* WHAT YOU HAVE TO DO: Check each line of the records below and collect those holding "label".

-------- TASK INPUT

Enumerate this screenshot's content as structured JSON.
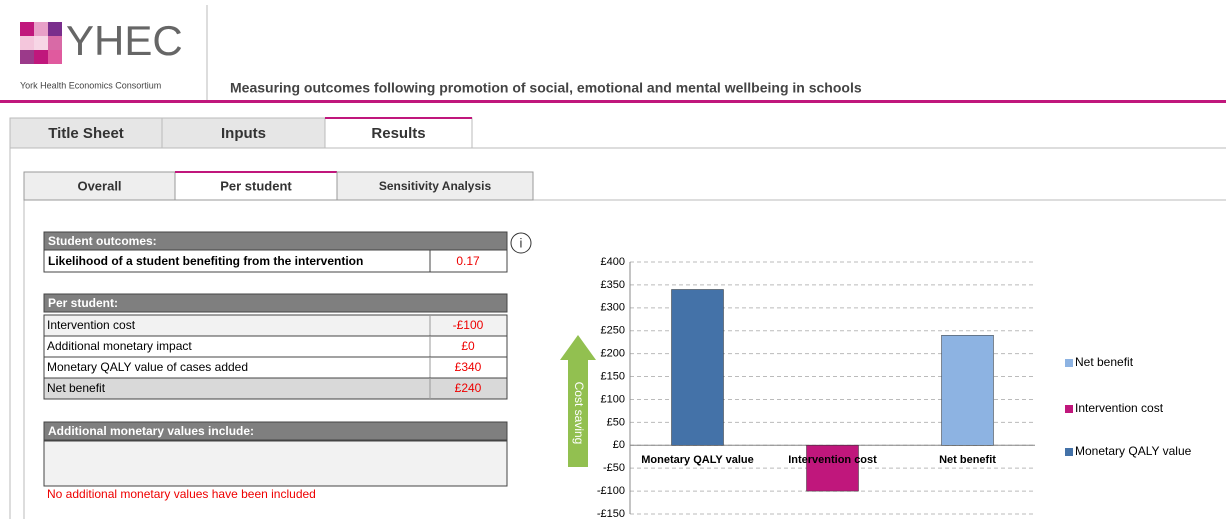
{
  "header": {
    "logo_text": "YHEC",
    "logo_subtitle": "York Health Economics Consortium",
    "title": "Measuring outcomes following promotion of social, emotional and mental wellbeing in schools"
  },
  "tabs": [
    "Title Sheet",
    "Inputs",
    "Results"
  ],
  "subtabs": [
    "Overall",
    "Per student",
    "Sensitivity Analysis"
  ],
  "outcomes": {
    "heading": "Student outcomes:",
    "rows": [
      [
        "Likelihood of a student benefiting from the intervention",
        "0.17"
      ]
    ]
  },
  "per_student": {
    "heading": "Per student:",
    "rows": [
      [
        "Intervention cost",
        "-£100"
      ],
      [
        "Additional monetary impact",
        "£0"
      ],
      [
        "Monetary QALY value of cases added",
        "£340"
      ],
      [
        "Net benefit",
        "£240"
      ]
    ]
  },
  "additional": {
    "heading": "Additional monetary values include:",
    "note": "No additional monetary values have been included"
  },
  "chart_data": {
    "type": "bar",
    "annotation": "Cost saving",
    "categories": [
      "Monetary QALY value",
      "Intervention cost",
      "Net benefit"
    ],
    "series": [
      {
        "name": "Net benefit",
        "color": "#8db3e2",
        "values": [
          null,
          null,
          240
        ]
      },
      {
        "name": "Intervention cost",
        "color": "#c0177c",
        "values": [
          null,
          -100,
          null
        ]
      },
      {
        "name": "Monetary QALY value",
        "color": "#4472a8",
        "values": [
          340,
          null,
          null
        ]
      }
    ],
    "ylim": [
      -150,
      400
    ],
    "yticks": [
      {
        "value": -150,
        "label": "-£150"
      },
      {
        "value": -100,
        "label": "-£100"
      },
      {
        "value": -50,
        "label": "-£50"
      },
      {
        "value": 0,
        "label": "£0"
      },
      {
        "value": 50,
        "label": "£50"
      },
      {
        "value": 100,
        "label": "£100"
      },
      {
        "value": 150,
        "label": "£150"
      },
      {
        "value": 200,
        "label": "£200"
      },
      {
        "value": 250,
        "label": "£250"
      },
      {
        "value": 300,
        "label": "£300"
      },
      {
        "value": 350,
        "label": "£350"
      },
      {
        "value": 400,
        "label": "£400"
      }
    ],
    "grid": true
  }
}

----------------

* WRITTEN RESPONSE:
        "label": "-£150"
        "label": "-£100"
        "label": "-£50"
        "label": "£0"
        "label": "£50"
        "label": "£100"
        "label": "£150"
        "label": "£200"
        "label": "£250"
        "label": "£300"
        "label": "£350"
        "label": "£400"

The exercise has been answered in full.